::: Provided data

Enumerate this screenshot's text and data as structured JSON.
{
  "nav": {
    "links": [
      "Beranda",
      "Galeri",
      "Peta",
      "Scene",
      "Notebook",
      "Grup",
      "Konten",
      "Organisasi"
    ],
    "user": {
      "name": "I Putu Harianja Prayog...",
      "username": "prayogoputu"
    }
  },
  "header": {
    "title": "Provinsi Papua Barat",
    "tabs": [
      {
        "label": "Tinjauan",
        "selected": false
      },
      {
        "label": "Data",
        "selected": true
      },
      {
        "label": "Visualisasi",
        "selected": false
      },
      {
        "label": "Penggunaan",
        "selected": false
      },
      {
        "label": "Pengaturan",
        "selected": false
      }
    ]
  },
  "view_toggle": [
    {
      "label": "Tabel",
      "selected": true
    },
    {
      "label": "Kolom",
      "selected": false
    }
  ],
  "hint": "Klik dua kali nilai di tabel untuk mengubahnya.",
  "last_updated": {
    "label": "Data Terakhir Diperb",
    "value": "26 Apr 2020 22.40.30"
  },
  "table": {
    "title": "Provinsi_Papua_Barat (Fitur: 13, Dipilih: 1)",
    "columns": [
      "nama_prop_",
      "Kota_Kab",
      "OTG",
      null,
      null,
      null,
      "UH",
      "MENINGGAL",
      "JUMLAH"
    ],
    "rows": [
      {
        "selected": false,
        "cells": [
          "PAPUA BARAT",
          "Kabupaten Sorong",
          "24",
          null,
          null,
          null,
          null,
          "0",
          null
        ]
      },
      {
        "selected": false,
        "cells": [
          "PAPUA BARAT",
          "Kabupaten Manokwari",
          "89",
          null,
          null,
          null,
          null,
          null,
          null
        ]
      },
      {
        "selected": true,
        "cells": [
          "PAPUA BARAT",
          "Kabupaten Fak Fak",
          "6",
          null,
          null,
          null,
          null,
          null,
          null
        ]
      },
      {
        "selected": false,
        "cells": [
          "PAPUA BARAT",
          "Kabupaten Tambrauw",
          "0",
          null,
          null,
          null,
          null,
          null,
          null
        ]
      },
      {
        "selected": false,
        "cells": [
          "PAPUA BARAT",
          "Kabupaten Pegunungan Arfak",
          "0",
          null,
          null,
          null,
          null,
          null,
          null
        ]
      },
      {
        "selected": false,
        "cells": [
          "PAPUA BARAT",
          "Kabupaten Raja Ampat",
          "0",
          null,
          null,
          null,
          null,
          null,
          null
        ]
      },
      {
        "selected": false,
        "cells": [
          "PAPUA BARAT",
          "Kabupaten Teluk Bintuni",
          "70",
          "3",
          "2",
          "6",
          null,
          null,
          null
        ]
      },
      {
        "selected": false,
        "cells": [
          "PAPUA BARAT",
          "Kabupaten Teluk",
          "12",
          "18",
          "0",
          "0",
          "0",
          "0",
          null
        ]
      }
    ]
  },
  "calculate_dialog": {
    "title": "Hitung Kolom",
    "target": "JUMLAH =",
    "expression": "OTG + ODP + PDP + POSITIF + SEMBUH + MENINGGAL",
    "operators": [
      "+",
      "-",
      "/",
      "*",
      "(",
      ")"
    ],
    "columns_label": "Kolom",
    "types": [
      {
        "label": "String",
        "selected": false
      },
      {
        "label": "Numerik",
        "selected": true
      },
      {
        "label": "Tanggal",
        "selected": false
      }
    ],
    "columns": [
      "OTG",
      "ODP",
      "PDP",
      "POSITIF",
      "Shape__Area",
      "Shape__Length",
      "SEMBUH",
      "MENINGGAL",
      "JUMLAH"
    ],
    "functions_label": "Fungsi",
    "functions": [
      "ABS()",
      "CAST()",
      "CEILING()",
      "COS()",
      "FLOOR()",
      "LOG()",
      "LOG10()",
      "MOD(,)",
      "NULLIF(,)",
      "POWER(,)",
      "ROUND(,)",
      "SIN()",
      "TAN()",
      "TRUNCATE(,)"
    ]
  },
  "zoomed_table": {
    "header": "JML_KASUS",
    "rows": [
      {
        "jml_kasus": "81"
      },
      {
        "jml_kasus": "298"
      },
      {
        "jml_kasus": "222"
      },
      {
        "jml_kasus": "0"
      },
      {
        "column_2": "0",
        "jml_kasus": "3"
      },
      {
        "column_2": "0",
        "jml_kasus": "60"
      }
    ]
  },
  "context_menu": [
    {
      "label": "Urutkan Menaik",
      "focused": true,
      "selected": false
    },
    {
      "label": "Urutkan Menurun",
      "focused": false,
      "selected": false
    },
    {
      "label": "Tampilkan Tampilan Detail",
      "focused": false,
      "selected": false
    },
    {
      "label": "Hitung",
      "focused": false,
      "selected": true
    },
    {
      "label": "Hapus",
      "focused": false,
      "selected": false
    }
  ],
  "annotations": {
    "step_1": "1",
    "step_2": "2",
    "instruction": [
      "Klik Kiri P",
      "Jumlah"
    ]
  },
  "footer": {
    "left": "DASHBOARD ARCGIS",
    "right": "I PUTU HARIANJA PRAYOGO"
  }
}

::::::

Copy every line verbatim.

## Exercise answer
Enumerate this screenshot's text and data as structured JSON.
{
  "nav": {
    "links": [
      "Beranda",
      "Galeri",
      "Peta",
      "Scene",
      "Notebook",
      "Grup",
      "Konten",
      "Organisasi"
    ],
    "user": {
      "name": "I Putu Harianja Prayog...",
      "username": "prayogoputu"
    }
  },
  "header": {
    "title": "Provinsi Papua Barat",
    "tabs": [
      {
        "label": "Tinjauan",
        "selected": false
      },
      {
        "label": "Data",
        "selected": true
      },
      {
        "label": "Visualisasi",
        "selected": false
      },
      {
        "label": "Penggunaan",
        "selected": false
      },
      {
        "label": "Pengaturan",
        "selected": false
      }
    ]
  },
  "view_toggle": [
    {
      "label": "Tabel",
      "selected": true
    },
    {
      "label": "Kolom",
      "selected": false
    }
  ],
  "hint": "Klik dua kali nilai di tabel untuk mengubahnya.",
  "last_updated": {
    "label": "Data Terakhir Diperb",
    "value": "26 Apr 2020 22.40.30"
  },
  "table": {
    "title": "Provinsi_Papua_Barat (Fitur: 13, Dipilih: 1)",
    "columns": [
      "nama_prop_",
      "Kota_Kab",
      "OTG",
      null,
      null,
      null,
      "UH",
      "MENINGGAL",
      "JUMLAH"
    ],
    "rows": [
      {
        "selected": false,
        "cells": [
          "PAPUA BARAT",
          "Kabupaten Sorong",
          "24",
          null,
          null,
          null,
          null,
          "0",
          null
        ]
      },
      {
        "selected": false,
        "cells": [
          "PAPUA BARAT",
          "Kabupaten Manokwari",
          "89",
          null,
          null,
          null,
          null,
          null,
          null
        ]
      },
      {
        "selected": true,
        "cells": [
          "PAPUA BARAT",
          "Kabupaten Fak Fak",
          "6",
          null,
          null,
          null,
          null,
          null,
          null
        ]
      },
      {
        "selected": false,
        "cells": [
          "PAPUA BARAT",
          "Kabupaten Tambrauw",
          "0",
          null,
          null,
          null,
          null,
          null,
          null
        ]
      },
      {
        "selected": false,
        "cells": [
          "PAPUA BARAT",
          "Kabupaten Pegunungan Arfak",
          "0",
          null,
          null,
          null,
          null,
          null,
          null
        ]
      },
      {
        "selected": false,
        "cells": [
          "PAPUA BARAT",
          "Kabupaten Raja Ampat",
          "0",
          null,
          null,
          null,
          null,
          null,
          null
        ]
      },
      {
        "selected": false,
        "cells": [
          "PAPUA BARAT",
          "Kabupaten Teluk Bintuni",
          "70",
          "3",
          "2",
          "6",
          null,
          null,
          null
        ]
      },
      {
        "selected": false,
        "cells": [
          "PAPUA BARAT",
          "Kabupaten Teluk",
          "12",
          "18",
          "0",
          "0",
          "0",
          "0",
          null
        ]
      }
    ]
  },
  "calculate_dialog": {
    "title": "Hitung Kolom",
    "target": "JUMLAH =",
    "expression": "OTG + ODP + PDP + POSITIF + SEMBUH + MENINGGAL",
    "operators": [
      "+",
      "-",
      "/",
      "*",
      "(",
      ")"
    ],
    "columns_label": "Kolom",
    "types": [
      {
        "label": "String",
        "selected": false
      },
      {
        "label": "Numerik",
        "selected": true
      },
      {
        "label": "Tanggal",
        "selected": false
      }
    ],
    "columns": [
      "OTG",
      "ODP",
      "PDP",
      "POSITIF",
      "Shape__Area",
      "Shape__Length",
      "SEMBUH",
      "MENINGGAL",
      "JUMLAH"
    ],
    "functions_label": "Fungsi",
    "functions": [
      "ABS()",
      "CAST()",
      "CEILING()",
      "COS()",
      "FLOOR()",
      "LOG()",
      "LOG10()",
      "MOD(,)",
      "NULLIF(,)",
      "POWER(,)",
      "ROUND(,)",
      "SIN()",
      "TAN()",
      "TRUNCATE(,)"
    ]
  },
  "zoomed_table": {
    "header": "JML_KASUS",
    "rows": [
      {
        "jml_kasus": "81"
      },
      {
        "jml_kasus": "298"
      },
      {
        "jml_kasus": "222"
      },
      {
        "jml_kasus": "0"
      },
      {
        "column_2": "0",
        "jml_kasus": "3"
      },
      {
        "column_2": "0",
        "jml_kasus": "60"
      }
    ]
  },
  "context_menu": [
    {
      "label": "Urutkan Menaik",
      "focused": true,
      "selected": false
    },
    {
      "label": "Urutkan Menurun",
      "focused": false,
      "selected": false
    },
    {
      "label": "Tampilkan Tampilan Detail",
      "focused": false,
      "selected": false
    },
    {
      "label": "Hitung",
      "focused": false,
      "selected": true
    },
    {
      "label": "Hapus",
      "focused": false,
      "selected": false
    }
  ],
  "annotations": {
    "step_1": "1",
    "step_2": "2",
    "instruction": [
      "Klik Kiri P",
      "Jumlah"
    ]
  },
  "footer": {
    "left": "DASHBOARD ARCGIS",
    "right": "I PUTU HARIANJA PRAYOGO"
  }
}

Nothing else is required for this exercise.